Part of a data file
— Start —
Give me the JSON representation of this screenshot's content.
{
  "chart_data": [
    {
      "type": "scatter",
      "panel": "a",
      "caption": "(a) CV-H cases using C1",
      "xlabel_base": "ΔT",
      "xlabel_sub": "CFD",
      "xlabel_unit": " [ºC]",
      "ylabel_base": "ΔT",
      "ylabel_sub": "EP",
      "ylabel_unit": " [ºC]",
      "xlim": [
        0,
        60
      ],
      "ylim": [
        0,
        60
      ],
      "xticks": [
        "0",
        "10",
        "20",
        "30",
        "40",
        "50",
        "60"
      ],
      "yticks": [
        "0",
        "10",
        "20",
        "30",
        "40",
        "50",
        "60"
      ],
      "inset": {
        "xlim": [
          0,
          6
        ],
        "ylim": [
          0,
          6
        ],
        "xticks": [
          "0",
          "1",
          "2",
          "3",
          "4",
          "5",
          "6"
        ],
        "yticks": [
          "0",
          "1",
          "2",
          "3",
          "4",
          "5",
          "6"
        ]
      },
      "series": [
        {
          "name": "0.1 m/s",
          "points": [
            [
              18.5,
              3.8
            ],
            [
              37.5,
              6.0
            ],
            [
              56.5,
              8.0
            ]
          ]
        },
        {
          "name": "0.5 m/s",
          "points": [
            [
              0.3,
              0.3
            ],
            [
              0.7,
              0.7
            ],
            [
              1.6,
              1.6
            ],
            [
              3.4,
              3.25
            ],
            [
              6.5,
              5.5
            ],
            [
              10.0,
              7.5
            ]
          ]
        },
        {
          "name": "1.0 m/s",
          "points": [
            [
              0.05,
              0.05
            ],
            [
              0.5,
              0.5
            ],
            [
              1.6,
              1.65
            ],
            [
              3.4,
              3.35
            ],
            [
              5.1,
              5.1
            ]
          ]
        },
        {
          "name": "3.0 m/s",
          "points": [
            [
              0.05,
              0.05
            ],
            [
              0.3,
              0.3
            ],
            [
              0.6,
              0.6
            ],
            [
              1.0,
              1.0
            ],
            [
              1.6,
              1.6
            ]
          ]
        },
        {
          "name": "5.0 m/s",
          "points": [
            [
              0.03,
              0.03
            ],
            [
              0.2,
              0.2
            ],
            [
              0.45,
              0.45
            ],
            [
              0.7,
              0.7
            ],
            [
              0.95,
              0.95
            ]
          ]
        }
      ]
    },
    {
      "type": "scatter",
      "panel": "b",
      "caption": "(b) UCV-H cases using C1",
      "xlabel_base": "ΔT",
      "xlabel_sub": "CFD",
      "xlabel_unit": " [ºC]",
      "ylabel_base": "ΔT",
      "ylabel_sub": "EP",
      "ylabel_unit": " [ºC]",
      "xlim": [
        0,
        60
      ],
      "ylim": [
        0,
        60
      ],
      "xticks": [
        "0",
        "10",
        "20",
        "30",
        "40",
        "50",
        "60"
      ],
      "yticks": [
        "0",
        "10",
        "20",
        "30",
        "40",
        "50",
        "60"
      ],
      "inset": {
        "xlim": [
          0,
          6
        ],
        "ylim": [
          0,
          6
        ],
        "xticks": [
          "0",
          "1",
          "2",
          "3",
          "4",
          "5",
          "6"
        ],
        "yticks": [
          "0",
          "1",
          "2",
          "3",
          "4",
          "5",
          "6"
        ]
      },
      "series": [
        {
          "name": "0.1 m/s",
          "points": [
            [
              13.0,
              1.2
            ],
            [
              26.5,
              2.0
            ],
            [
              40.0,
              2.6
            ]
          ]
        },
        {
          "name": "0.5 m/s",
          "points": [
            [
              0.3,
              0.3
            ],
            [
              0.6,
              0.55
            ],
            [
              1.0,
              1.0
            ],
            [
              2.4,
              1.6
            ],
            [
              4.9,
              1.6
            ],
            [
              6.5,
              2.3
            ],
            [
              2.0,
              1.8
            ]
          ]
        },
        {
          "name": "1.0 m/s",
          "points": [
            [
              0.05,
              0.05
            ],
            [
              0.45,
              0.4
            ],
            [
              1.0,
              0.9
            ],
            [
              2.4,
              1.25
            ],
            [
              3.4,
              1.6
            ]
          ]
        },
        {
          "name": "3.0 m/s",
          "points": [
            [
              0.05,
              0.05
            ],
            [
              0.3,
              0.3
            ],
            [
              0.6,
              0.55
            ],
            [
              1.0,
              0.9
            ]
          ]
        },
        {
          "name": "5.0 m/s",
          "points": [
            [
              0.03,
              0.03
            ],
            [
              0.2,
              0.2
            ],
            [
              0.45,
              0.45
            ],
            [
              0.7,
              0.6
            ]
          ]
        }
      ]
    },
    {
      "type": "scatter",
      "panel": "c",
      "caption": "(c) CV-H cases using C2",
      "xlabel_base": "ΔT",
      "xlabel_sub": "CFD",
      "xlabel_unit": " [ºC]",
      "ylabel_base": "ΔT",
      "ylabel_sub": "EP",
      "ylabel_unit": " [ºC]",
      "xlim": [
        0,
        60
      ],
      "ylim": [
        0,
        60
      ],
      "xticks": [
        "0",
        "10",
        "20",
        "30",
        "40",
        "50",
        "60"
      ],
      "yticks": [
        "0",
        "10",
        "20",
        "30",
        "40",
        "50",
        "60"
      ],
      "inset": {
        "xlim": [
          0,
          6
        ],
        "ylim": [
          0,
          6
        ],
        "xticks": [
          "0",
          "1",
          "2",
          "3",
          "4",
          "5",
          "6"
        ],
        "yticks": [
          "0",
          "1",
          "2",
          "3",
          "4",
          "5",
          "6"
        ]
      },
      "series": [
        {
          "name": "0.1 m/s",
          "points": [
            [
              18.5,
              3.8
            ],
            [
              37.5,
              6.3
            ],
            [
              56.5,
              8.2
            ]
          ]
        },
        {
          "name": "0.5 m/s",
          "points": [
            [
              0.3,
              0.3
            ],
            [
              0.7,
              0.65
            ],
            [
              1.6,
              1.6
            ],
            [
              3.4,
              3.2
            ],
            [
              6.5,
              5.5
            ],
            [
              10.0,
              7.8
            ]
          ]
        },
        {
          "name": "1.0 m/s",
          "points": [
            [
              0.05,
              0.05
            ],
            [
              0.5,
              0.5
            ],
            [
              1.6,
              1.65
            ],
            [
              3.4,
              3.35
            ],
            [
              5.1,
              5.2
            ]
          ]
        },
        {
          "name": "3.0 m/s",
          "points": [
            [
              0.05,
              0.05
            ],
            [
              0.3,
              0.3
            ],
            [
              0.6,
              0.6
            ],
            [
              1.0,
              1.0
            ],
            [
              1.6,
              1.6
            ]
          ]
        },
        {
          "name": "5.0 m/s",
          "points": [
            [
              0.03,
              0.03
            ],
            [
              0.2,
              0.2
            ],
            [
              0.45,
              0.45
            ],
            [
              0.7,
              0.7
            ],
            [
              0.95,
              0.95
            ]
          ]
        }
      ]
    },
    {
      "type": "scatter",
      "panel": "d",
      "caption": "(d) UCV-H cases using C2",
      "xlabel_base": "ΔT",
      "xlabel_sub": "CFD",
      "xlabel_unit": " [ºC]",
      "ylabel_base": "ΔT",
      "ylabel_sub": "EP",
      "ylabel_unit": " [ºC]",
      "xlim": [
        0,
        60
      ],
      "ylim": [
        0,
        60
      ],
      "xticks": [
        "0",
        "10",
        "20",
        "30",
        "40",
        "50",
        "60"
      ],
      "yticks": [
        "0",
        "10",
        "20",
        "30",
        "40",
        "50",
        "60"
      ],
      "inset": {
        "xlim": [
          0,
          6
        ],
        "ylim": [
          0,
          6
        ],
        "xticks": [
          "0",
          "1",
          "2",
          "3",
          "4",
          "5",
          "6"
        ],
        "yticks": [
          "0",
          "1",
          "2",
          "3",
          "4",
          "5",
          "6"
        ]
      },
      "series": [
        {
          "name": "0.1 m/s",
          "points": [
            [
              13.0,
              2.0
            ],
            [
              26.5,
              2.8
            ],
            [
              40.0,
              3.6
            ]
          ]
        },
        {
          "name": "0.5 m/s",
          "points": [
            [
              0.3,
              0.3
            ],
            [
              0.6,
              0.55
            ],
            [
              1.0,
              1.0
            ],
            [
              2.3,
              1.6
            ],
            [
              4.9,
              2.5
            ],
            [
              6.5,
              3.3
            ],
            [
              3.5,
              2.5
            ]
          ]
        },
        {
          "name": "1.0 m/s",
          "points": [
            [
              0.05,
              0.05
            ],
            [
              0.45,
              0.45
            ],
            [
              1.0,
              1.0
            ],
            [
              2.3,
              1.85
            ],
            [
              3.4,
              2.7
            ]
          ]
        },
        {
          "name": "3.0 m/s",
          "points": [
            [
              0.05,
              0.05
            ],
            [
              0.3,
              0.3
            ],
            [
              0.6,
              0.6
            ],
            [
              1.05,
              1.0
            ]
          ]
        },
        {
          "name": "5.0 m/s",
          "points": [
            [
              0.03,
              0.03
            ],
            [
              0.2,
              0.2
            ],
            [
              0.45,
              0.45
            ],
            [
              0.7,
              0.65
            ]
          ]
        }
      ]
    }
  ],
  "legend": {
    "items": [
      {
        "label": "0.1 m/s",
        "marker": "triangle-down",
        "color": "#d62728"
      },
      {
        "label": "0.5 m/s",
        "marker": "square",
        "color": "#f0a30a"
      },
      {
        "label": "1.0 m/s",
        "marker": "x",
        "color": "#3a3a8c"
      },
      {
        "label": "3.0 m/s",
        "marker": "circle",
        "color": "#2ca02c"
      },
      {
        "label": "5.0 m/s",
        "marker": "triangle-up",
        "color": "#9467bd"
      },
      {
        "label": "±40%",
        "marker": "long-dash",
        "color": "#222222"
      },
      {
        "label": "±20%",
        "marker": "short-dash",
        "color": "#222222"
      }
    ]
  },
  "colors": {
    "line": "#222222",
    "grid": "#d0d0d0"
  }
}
— End —
(Aim)
Make a list of all lines in the data that contain "triangle".

(Exercise answer)
        "marker": "triangle-down",
        "marker": "triangle-up",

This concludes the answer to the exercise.